Make an exact copy of the lines below.

__DATASET ROWS__
****************

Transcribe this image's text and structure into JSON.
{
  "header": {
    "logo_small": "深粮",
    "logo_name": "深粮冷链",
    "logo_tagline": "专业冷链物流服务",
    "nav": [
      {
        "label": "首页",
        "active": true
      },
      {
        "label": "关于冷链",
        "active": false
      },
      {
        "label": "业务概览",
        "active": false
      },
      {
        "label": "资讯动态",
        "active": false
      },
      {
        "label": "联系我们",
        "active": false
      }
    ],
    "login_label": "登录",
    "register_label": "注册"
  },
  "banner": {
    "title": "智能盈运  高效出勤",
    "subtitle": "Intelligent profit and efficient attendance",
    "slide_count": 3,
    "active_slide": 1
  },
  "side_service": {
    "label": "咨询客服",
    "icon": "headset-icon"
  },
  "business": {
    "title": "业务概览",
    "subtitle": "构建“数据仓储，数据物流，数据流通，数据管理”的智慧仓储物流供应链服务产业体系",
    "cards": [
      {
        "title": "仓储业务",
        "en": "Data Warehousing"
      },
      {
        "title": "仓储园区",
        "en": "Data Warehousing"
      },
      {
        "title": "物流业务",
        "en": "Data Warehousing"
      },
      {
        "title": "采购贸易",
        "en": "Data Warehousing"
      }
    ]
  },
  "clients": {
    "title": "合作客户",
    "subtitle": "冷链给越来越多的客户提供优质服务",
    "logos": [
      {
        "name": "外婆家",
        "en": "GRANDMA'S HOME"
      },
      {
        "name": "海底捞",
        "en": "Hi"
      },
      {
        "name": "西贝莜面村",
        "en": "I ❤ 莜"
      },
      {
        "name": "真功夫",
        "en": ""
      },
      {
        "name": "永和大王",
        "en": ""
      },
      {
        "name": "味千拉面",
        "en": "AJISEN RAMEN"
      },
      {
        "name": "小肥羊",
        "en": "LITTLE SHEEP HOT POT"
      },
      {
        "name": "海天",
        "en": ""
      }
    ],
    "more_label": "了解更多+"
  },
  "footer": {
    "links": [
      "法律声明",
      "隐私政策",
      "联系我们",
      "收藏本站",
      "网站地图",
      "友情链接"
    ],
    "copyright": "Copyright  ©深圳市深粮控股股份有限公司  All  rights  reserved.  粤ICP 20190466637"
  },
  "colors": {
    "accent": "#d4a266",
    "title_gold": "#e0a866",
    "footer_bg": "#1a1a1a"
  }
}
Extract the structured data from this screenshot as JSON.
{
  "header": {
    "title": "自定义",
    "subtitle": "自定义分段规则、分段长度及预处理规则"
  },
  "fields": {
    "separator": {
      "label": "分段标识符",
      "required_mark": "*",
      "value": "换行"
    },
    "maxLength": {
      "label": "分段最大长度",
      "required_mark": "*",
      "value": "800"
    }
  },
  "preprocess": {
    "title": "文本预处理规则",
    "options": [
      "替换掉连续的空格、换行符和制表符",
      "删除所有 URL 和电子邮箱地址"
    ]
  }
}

****************

__EXERCISE SOLUTION__
Transcribe this image's text and structure into JSON.
{
  "header": {
    "logo_small": "深粮",
    "logo_name": "深粮冷链",
    "logo_tagline": "专业冷链物流服务",
    "nav": [
      {
        "label": "首页",
        "active": true
      },
      {
        "label": "关于冷链",
        "active": false
      },
      {
        "label": "业务概览",
        "active": false
      },
      {
        "label": "资讯动态",
        "active": false
      },
      {
        "label": "联系我们",
        "active": false
      }
    ],
    "login_label": "登录",
    "register_label": "注册"
  },
  "banner": {
    "title": "智能盈运  高效出勤",
    "subtitle": "Intelligent profit and efficient attendance",
    "slide_count": 3,
    "active_slide": 1
  },
  "side_service": {
    "label": "咨询客服",
    "icon": "headset-icon"
  },
  "business": {
    "title": "业务概览",
    "subtitle": "构建“数据仓储，数据物流，数据流通，数据管理”的智慧仓储物流供应链服务产业体系",
    "cards": [
      {
        "title": "仓储业务",
        "en": "Data Warehousing"
      },
      {
        "title": "仓储园区",
        "en": "Data Warehousing"
      },
      {
        "title": "物流业务",
        "en": "Data Warehousing"
      },
      {
        "title": "采购贸易",
        "en": "Data Warehousing"
      }
    ]
  },
  "clients": {
    "title": "合作客户",
    "subtitle": "冷链给越来越多的客户提供优质服务",
    "logos": [
      {
        "name": "外婆家",
        "en": "GRANDMA'S HOME"
      },
      {
        "name": "海底捞",
        "en": "Hi"
      },
      {
        "name": "西贝莜面村",
        "en": "I ❤ 莜"
      },
      {
        "name": "真功夫",
        "en": ""
      },
      {
        "name": "永和大王",
        "en": ""
      },
      {
        "name": "味千拉面",
        "en": "AJISEN RAMEN"
      },
      {
        "name": "小肥羊",
        "en": "LITTLE SHEEP HOT POT"
      },
      {
        "name": "海天",
        "en": ""
      }
    ],
    "more_label": "了解更多+"
  },
  "footer": {
    "links": [
      "法律声明",
      "隐私政策",
      "联系我们",
      "收藏本站",
      "网站地图",
      "友情链接"
    ],
    "copyright": "Copyright  ©深圳市深粮控股股份有限公司  All  rights  reserved.  粤ICP 20190466637"
  },
  "colors": {
    "accent": "#d4a266",
    "title_gold": "#e0a866",
    "footer_bg": "#1a1a1a"
  }
}
Extract the structured data from this screenshot as JSON.
{
  "header": {
    "title": "自定义",
    "subtitle": "自定义分段规则、分段长度及预处理规则"
  },
  "fields": {
    "separator": {
      "label": "分段标识符",
      "required_mark": "*",
      "value": "换行"
    },
    "maxLength": {
      "label": "分段最大长度",
      "required_mark": "*",
      "value": "800"
    }
  },
  "preprocess": {
    "title": "文本预处理规则",
    "options": [
      "替换掉连续的空格、换行符和制表符",
      "删除所有 URL 和电子邮箱地址"
    ]
  }
}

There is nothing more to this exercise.